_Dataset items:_

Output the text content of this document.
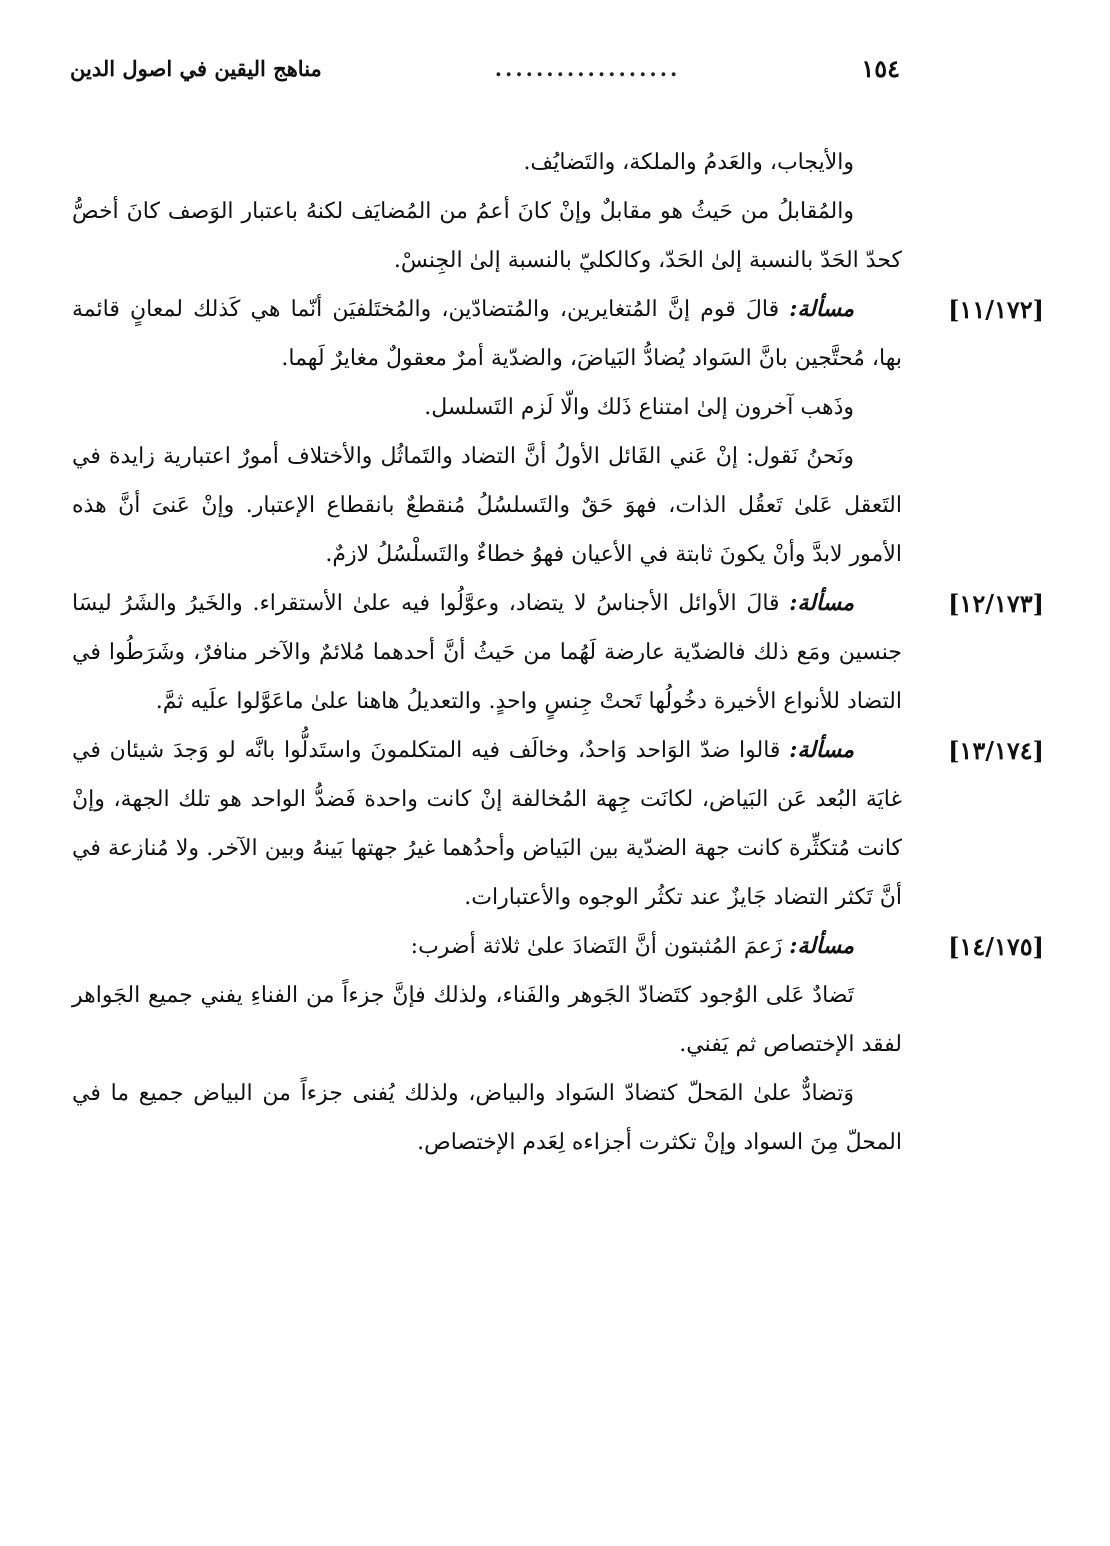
١٥٤
..................
مناهج اليقين في اصول الدين

والأيجاب، والعَدمُ والملكة، والتَضايُف.

والمُقابلُ من حَيثُ هو مقابلٌ وإنْ كانَ أعمُ من المُضايَف لكنهُ باعتبار الوَصف كانَ أخصُّ كحدّ الحَدّ بالنسبة إلىٰ الحَدّ، وكالكليّ بالنسبة إلىٰ الجِنسْ.

[١١/١٧٢]
مسألة: قالَ قوم إنَّ المُتغايرين، والمُتضادّين، والمُختَلفيَن أنّما هي كَذلك لمعانٍ قائمة بها، مُحتَّجين بانَّ السَواد يُضادُّ البَياضَ، والضدّية أمرٌ معقولٌ مغايرٌ لَهما.

وذَهب آخرون إلىٰ امتناع ذَلك والّا لَزم التَسلسل.

ونَحنُ نَقول: إنْ عَني القَائل الأولُ أنَّ التضاد والتَماثُل والأختلاف أمورٌ اعتبارية زايدة في التَعقل عَلىٰ تَعقُل الذات، فهوَ حَقٌ والتَسلسُلُ مُنقطعٌ بانقطاع الإعتبار. وإنْ عَنىَ أنَّ هذه الأمور لابدَّ وأنْ يكونَ ثابتة في الأعيان فهوُ خطاءٌ والتَسلْسُلُ لازمٌ.

[١٢/١٧٣]
مسألة: قالَ الأوائل الأجناسُ لا يتضاد، وعوَّلُوا فيه علىٰ الأستقراء. والخَيرُ والشَرُ ليسَا جنسين ومَع ذلك فالضدّية عارضة لَهُما من حَيثُ أنَّ أحدهما مُلائمٌ والآخر منافرٌ، وشَرَطُوا في التضاد للأنواع الأخيرة دخُولُها تَحتْ جِنسٍ واحدٍ. والتعديلُ هاهنا علىٰ ماعَوَّلوا علَيه ثمَّ.

[١٣/١٧٤]
مسألة: قالوا ضدّ الوَاحد وَاحدٌ، وخالَف فيه المتكلمونَ واستَدلُّوا بانَّه لو وَجدَ شيئان في غايَة البُعد عَن البَياض، لكانَت جِهة المُخالفة إنْ كانت واحدة فَضدُّ الواحد هو تلك الجهة، وإنْ كانت مُتكثِّرة كانت جهة الضدّية بين البَياض وأحدُهما غيرُ جهتها بَينهُ وبين الآخر. ولا مُنازعة في أنَّ تَكثر التضاد جَايزٌ عند تكثُر الوجوه والأعتبارات.

[١٤/١٧٥]
مسألة: زَعمَ المُثبتون أنَّ التَضادَ علىٰ ثلاثة أضرب:

تَضادٌ عَلى الوُجود كتَضادّ الجَوهر والفَناء، ولذلك فإنَّ جزءاً من الفناءِ يفني جميع الجَواهر لفقد الإختصاص ثم يَفني.

وَتضادٌّ علىٰ المَحلّ كتضادّ السَواد والبياض، ولذلك يُفنى جزءاً من البياض جميع ما في المحلّ مِنَ السواد وإنْ تكثرت أجزاءه لِعَدم الإختصاص.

_What the task asks:_
Extract every line from the records above that contains the word "جزءا".

_Correct output:_
تَضادٌ عَلى الوُجود كتَضادّ الجَوهر والفَناء، ولذلك فإنَّ جزءاً من الفناءِ يفني جميع الجَواهر لفقد الإختصاص ثم يَفني.
وَتضادٌّ علىٰ المَحلّ كتضادّ السَواد والبياض، ولذلك يُفنى جزءاً من البياض جميع ما في المحلّ مِنَ السواد وإنْ تكثرت أجزاءه لِعَدم الإختصاص.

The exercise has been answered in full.